**EXERCÍCIO**
Retome o texto sobre a classificação fiscal da massa para pastel e escreva o trecho que vem logo depois da última frase.
------ DOCUMENTO DE ORIGEM ------
Análise técnica da classificação fiscal da massa para pastel na NCM 1902.19.00
A Receita Federal, ao examinar o produto descrito, concluiu que se trata de um “produto de pastelaria”, considerando inclusive o significado da palavra “pastelaria” como “pasta ou massa trabalhada, ornamentada de formas diversas e assada”.
Considerando que o produto é constituído de farinha de trigo não fermentada e outros ingredientes, não cozido e cortado em formato circular, a autoridade fiscal concluiu que o mesmo encontra abrigo na posição NCM 19.02, que compreende:
“Massas alimentícias, mesmo cozidas ou recheadas (de carne ou de outras substâncias) ou preparadas de outro modo, tais como espaguete, macarrão, aletria, lasanha, nhoque, ravióli e canelone; cuscuz, mesmo preparado”.
As Notas Explicativas da posição 19.02 ainda reforçam que essa classificação abrange “produtos não fermentados, fabricados com sêmolas ou farinhas de trigo, milho, arroz, batata, etc.”, que são misturados com água e depois amassados para obtenção de uma pasta, na qual podem ser incorporados outros ingredientes.
Desdobramentos da classificação e código final
Aplicando a Regra Geral de Interpretação 1 (RGI 1), o produto foi classificado na posição 19.02. Em seguida, pela aplicação da RGI 6, considerando que se trata de massa não cozida e não recheada, o produto foi enquadrado na subposição de primeiro nível 1902.1 – “Massas alimentícias não cozidas, nem recheadas, nem preparadas de outro modo”.
Esta subposição desdobra-se em duas subposições de segundo nível:
- 1902.11 – Que contenham ovos
- 1902.19 – Outras
Uma vez que a massa para pastel analisada não contém ovos em sua composição, a classificação fiscal da massa para pastel na NCM 1902.19.00 foi determinada como a correta.
------ DADOS PARA ANÁLISE ------
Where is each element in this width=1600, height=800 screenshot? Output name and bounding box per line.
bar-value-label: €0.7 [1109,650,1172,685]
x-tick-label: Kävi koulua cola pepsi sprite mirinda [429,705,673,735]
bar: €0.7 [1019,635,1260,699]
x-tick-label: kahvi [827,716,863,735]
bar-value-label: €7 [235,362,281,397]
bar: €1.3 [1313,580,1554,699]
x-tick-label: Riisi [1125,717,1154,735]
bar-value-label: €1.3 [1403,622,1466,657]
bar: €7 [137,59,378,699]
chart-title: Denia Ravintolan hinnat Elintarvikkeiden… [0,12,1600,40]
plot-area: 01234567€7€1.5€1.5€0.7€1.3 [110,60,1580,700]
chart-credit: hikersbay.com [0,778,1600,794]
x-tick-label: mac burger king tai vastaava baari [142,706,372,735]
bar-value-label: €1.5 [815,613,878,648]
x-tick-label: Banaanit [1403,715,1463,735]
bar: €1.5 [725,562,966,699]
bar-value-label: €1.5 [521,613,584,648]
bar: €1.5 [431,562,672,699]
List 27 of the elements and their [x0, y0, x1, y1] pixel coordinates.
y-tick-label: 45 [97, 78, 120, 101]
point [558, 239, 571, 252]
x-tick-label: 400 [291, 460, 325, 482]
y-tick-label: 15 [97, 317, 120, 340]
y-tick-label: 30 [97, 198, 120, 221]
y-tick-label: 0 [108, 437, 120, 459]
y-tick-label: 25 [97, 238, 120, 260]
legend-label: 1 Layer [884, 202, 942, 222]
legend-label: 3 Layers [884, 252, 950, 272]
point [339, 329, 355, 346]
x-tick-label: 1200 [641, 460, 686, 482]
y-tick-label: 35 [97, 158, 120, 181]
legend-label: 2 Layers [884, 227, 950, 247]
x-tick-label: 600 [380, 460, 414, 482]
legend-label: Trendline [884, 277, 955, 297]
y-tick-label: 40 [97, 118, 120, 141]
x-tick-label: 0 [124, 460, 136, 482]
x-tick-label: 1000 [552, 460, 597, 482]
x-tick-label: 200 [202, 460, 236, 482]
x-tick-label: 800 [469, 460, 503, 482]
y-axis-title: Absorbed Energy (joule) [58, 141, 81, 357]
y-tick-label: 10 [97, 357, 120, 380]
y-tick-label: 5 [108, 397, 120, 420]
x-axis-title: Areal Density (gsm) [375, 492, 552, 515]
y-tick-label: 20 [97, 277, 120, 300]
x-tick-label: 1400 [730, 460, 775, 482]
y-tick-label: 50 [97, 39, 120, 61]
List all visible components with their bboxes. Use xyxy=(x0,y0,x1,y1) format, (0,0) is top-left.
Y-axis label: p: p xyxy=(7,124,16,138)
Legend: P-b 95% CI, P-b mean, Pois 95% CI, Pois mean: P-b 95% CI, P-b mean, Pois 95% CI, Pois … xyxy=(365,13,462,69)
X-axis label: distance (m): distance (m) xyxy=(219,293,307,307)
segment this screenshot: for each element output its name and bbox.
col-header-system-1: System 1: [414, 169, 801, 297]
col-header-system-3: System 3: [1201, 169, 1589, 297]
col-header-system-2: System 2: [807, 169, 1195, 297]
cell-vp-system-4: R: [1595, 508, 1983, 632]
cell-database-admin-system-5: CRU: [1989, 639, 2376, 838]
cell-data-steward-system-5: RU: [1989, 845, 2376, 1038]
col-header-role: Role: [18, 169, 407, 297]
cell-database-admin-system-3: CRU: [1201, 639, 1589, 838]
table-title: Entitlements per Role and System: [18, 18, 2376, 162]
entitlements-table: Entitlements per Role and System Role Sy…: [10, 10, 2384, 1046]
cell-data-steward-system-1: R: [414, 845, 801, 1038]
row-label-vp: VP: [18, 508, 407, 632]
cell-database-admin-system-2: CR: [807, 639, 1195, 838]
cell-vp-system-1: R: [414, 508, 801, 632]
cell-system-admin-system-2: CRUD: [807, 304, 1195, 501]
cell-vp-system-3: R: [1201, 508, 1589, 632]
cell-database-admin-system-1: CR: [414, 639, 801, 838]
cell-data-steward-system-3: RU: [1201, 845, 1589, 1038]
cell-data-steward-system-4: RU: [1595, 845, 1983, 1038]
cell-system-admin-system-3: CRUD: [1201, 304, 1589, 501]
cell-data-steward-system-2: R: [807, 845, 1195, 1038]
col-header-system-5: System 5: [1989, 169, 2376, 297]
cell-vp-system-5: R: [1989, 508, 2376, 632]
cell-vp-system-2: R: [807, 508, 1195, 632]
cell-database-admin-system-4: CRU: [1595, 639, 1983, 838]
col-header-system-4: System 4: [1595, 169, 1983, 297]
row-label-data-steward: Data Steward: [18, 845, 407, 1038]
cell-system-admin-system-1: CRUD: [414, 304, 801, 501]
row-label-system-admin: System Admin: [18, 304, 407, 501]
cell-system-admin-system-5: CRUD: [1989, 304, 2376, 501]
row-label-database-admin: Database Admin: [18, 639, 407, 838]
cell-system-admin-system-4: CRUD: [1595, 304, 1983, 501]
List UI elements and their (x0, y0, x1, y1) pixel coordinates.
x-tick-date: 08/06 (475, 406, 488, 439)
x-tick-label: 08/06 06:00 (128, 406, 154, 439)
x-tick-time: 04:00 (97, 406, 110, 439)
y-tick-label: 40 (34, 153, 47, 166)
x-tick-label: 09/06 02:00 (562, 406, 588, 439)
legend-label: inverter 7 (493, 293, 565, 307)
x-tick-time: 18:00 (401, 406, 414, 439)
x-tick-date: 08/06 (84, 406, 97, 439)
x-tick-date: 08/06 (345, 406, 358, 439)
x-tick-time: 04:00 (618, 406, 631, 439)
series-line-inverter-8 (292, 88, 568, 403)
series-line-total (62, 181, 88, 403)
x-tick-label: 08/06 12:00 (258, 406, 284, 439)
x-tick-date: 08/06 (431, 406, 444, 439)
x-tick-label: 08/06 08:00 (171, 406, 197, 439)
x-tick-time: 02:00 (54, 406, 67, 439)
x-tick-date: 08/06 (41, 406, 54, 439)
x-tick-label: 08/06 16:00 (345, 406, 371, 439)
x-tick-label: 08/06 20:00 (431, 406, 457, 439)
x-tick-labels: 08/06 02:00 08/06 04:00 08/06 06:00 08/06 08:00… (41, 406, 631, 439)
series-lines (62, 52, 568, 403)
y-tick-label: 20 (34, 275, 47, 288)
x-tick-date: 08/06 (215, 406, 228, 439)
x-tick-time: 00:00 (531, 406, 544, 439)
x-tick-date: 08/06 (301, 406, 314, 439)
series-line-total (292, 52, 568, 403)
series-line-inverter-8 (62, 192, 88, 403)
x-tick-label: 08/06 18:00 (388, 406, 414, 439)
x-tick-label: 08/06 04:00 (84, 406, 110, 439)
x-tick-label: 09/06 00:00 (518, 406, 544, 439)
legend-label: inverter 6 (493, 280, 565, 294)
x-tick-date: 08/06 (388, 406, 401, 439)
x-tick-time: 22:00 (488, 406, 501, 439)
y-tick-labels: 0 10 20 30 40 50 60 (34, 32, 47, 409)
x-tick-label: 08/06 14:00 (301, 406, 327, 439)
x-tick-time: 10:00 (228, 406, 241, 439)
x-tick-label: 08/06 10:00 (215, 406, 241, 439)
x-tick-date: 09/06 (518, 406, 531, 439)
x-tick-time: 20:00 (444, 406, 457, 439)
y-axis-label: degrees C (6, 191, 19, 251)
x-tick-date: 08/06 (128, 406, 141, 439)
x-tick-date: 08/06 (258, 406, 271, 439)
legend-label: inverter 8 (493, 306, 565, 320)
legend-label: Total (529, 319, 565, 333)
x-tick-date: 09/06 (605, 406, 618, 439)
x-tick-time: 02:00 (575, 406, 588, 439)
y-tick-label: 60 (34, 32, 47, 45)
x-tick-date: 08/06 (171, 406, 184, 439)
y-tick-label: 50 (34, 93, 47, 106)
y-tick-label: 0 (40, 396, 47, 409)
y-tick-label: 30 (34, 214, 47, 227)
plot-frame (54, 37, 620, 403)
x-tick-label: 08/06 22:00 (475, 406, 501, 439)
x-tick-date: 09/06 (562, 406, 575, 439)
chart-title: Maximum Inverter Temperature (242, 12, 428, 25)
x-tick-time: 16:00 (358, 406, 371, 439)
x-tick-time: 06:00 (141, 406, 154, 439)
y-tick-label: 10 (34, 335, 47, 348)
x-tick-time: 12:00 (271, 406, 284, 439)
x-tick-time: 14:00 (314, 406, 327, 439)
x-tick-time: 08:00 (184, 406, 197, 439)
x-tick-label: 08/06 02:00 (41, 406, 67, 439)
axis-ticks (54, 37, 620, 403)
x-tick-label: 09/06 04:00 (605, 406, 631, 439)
------
**RESPOSTA**
Impactos práticos da classificação fiscal para produtores e importadores
Esta classificação fiscal tem impacto direto em diversos aspectos tributários e administrativos para as empresas que lidam com este produto:
- Tributação: A determinação da correta classificação influencia as alíquotas aplicáveis de tributos como IPI, PIS/COFINS, II (Imposto de Importação) e ICMS;
- Controles aduaneiros: Para empresas importadoras ou exportadoras, a classificação é determinante nos processos e controles aduaneiros;
- Compliance fiscal: O uso da classificação correta evita autuações fiscais e penalidades por classificação incorreta;
- Benefícios fiscais: Determinadas classificações podem estar sujeitas a regimes especiais ou incentivos fiscais específicos;
- Operações interestaduais: A classificação impacta os procedimentos relacionados ao ICMS em operações entre estados.
É importante ressaltar que a Solução de Consulta 98.263 tem efeito vinculante para a Administração Tributária em relação ao consulente, mas também serve como importante orientação para todo o setor produtivo que fabrica ou comercializa produtos semelhantes.
Considerações finais sobre a classificação
A classificação fiscal da massa para pastel na NCM 1902.19.00 demonstra a aplicação sistemática das regras de interpretação do Sistema Harmonizado na determinação do correto enquadramento fiscal dos produtos. Este caso específico é particularmente útil para empresas do setor alimentício que produzem ou comercializam massas para pastéis e produtos similares.
As empresas devem estar atentas às características específicas de seus produtos para garantir a correta classificação fiscal, pois pequenas diferenças na composição ou no processo produtivo podem resultar em classificações distintas. Por exemplo, se a massa para pastel contivesse ovos, seria classificada no código 1902.11.00, e não no 1902.19.00.
A classificação correta é fundamental não apenas para o cumprimento das obrigações tributárias, mas também para a competitividade das empresas, evitando custos desnecessários com autuações fiscais e garantindo a aplicação de alíquotas adequadas.